• [Work required]
Quote every line below exactly and skip any picture.

-------- Task inputs --------

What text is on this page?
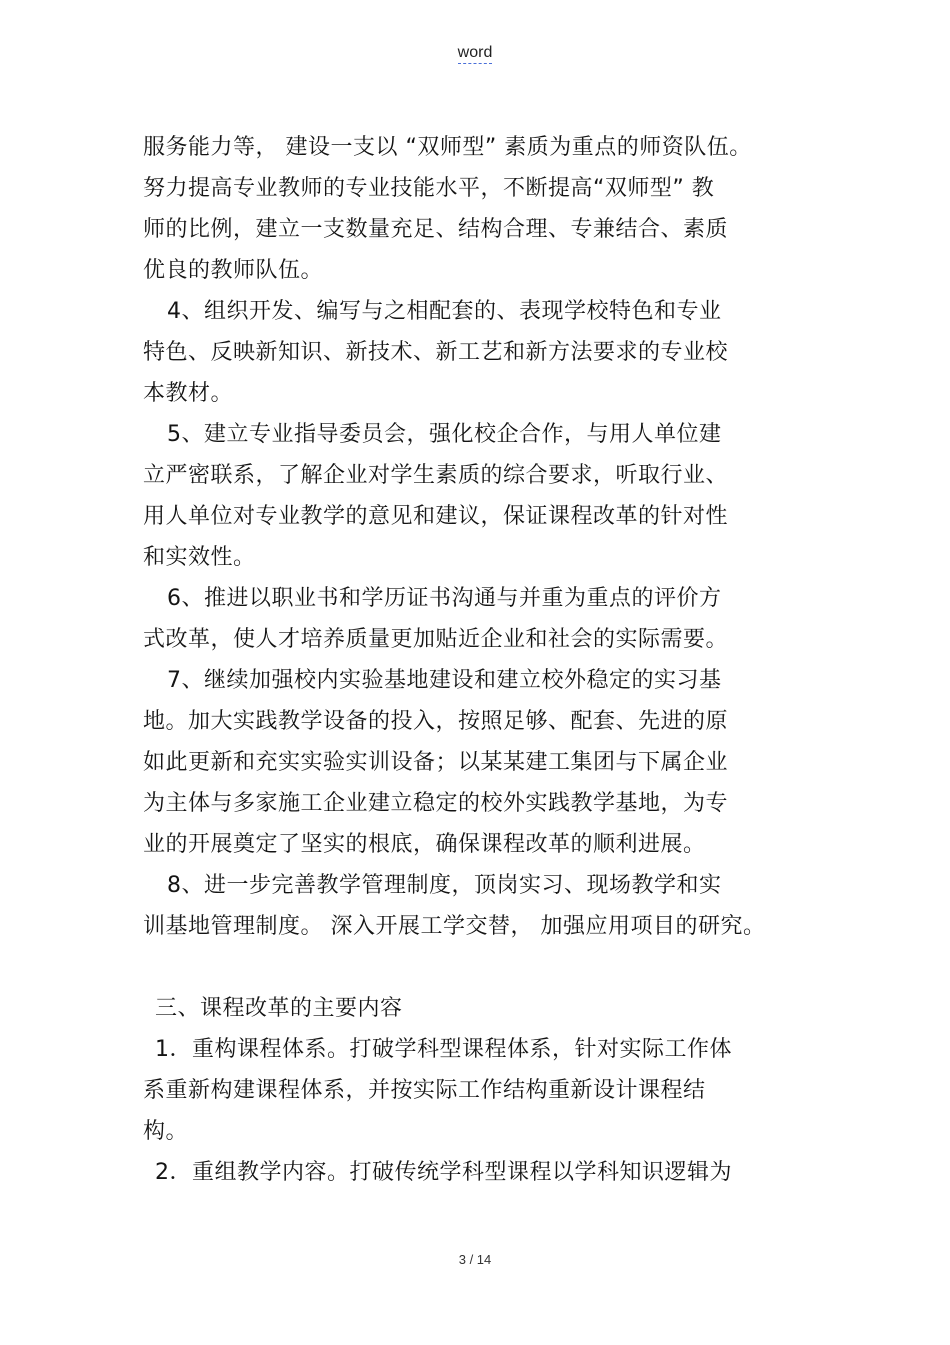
word
服务能力等， 建设一支以 “双师型” 素质为重点的师资队伍。
努力提高专业教师的专业技能水平，不断提高“双师型” 教
师的比例，建立一支数量充足、结构合理、专兼结合、素质
优良的教师队伍。
4、组织开发、编写与之相配套的、表现学校特色和专业
特色、反映新知识、新技术、新工艺和新方法要求的专业校
本教材。
5、建立专业指导委员会，强化校企合作，与用人单位建
立严密联系，了解企业对学生素质的综合要求，听取行业、
用人单位对专业教学的意见和建议，保证课程改革的针对性
和实效性。
6、推进以职业书和学历证书沟通与并重为重点的评价方
式改革，使人才培养质量更加贴近企业和社会的实际需要。
7、继续加强校内实验基地建设和建立校外稳定的实习基
地。加大实践教学设备的投入，按照足够、配套、先进的原
如此更新和充实实验实训设备；以某某建工集团与下属企业
为主体与多家施工企业建立稳定的校外实践教学基地，为专
业的开展奠定了坚实的根底，确保课程改革的顺利进展。
8、进一步完善教学管理制度，顶岗实习、现场教学和实
训基地管理制度。 深入开展工学交替， 加强应用项目的研究。
三、课程改革的主要内容
1．重构课程体系。打破学科型课程体系，针对实际工作体
系重新构建课程体系，并按实际工作结构重新设计课程结
构。
2．重组教学内容。打破传统学科型课程以学科知识逻辑为
3 / 14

--------

• [Result of this task]
What text is on this page?
word
服务能力等， 建设一支以 “双师型” 素质为重点的师资队伍。
努力提高专业教师的专业技能水平，不断提高“双师型” 教
师的比例，建立一支数量充足、结构合理、专兼结合、素质
优良的教师队伍。
4、组织开发、编写与之相配套的、表现学校特色和专业
特色、反映新知识、新技术、新工艺和新方法要求的专业校
本教材。
5、建立专业指导委员会，强化校企合作，与用人单位建
立严密联系，了解企业对学生素质的综合要求，听取行业、
用人单位对专业教学的意见和建议，保证课程改革的针对性
和实效性。
6、推进以职业书和学历证书沟通与并重为重点的评价方
式改革，使人才培养质量更加贴近企业和社会的实际需要。
7、继续加强校内实验基地建设和建立校外稳定的实习基
地。加大实践教学设备的投入，按照足够、配套、先进的原
如此更新和充实实验实训设备；以某某建工集团与下属企业
为主体与多家施工企业建立稳定的校外实践教学基地，为专
业的开展奠定了坚实的根底，确保课程改革的顺利进展。
8、进一步完善教学管理制度，顶岗实习、现场教学和实
训基地管理制度。 深入开展工学交替， 加强应用项目的研究。
三、课程改革的主要内容
1．重构课程体系。打破学科型课程体系，针对实际工作体
系重新构建课程体系，并按实际工作结构重新设计课程结
构。
2．重组教学内容。打破传统学科型课程以学科知识逻辑为
3 / 14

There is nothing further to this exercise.